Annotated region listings

==========

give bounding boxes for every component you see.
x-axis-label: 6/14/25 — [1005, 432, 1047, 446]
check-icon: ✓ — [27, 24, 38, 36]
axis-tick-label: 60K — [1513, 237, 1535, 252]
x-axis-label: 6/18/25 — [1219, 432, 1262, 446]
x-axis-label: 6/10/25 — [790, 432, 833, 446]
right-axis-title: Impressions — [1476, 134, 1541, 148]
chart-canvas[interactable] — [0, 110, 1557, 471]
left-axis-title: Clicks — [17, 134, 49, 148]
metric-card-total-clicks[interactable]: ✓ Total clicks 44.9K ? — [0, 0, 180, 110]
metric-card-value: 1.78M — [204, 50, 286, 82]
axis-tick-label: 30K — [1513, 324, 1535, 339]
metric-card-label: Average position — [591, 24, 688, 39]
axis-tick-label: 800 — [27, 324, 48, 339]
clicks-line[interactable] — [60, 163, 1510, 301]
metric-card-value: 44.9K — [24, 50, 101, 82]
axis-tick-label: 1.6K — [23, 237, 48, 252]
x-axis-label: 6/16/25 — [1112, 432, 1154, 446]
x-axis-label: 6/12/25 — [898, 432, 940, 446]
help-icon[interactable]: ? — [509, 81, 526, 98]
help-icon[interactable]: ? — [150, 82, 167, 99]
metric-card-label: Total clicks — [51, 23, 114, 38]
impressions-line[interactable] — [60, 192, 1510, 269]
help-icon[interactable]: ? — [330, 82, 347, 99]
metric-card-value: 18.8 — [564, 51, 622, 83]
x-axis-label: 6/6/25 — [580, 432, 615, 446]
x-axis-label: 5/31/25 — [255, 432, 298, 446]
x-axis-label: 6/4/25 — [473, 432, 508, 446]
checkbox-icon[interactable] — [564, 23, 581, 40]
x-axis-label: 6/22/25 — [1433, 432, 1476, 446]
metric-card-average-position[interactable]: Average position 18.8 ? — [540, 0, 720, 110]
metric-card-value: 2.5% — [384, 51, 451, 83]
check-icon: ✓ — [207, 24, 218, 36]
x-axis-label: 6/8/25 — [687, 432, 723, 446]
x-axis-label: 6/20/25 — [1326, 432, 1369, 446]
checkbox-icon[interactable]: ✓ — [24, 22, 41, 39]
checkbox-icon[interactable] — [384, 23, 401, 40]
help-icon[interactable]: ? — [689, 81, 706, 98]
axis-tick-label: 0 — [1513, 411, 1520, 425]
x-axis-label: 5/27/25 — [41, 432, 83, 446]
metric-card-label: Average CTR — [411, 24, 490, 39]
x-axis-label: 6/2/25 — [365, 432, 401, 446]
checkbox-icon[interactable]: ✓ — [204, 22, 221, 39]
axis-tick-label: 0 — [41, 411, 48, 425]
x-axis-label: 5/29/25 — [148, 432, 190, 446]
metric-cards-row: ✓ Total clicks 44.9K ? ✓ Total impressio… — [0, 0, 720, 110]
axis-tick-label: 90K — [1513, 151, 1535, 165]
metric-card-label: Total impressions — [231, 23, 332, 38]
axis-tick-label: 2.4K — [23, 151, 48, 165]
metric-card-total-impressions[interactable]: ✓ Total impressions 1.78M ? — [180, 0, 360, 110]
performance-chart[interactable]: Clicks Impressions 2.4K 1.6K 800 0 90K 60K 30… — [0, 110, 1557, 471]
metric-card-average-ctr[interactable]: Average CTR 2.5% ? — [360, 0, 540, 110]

==========

▶ _Work to do_: Rename "x-axis-label" to "date-label" in the data, from the first line through the line with "help-icon[interactable]: ? — [150, 82, 167, 99]", keeping everything else the same. Give back only those lines.

▶ _Correct result_:
give bounding boxes for every component you see.
date-label: 6/14/25 — [1005, 432, 1047, 446]
check-icon: ✓ — [27, 24, 38, 36]
axis-tick-label: 60K — [1513, 237, 1535, 252]
date-label: 6/18/25 — [1219, 432, 1262, 446]
date-label: 6/10/25 — [790, 432, 833, 446]
right-axis-title: Impressions — [1476, 134, 1541, 148]
chart-canvas[interactable] — [0, 110, 1557, 471]
left-axis-title: Clicks — [17, 134, 49, 148]
metric-card-total-clicks[interactable]: ✓ Total clicks 44.9K ? — [0, 0, 180, 110]
metric-card-value: 1.78M — [204, 50, 286, 82]
axis-tick-label: 30K — [1513, 324, 1535, 339]
metric-card-label: Average position — [591, 24, 688, 39]
axis-tick-label: 800 — [27, 324, 48, 339]
clicks-line[interactable] — [60, 163, 1510, 301]
metric-card-value: 44.9K — [24, 50, 101, 82]
axis-tick-label: 1.6K — [23, 237, 48, 252]
date-label: 6/16/25 — [1112, 432, 1154, 446]
date-label: 6/12/25 — [898, 432, 940, 446]
help-icon[interactable]: ? — [509, 81, 526, 98]
help-icon[interactable]: ? — [150, 82, 167, 99]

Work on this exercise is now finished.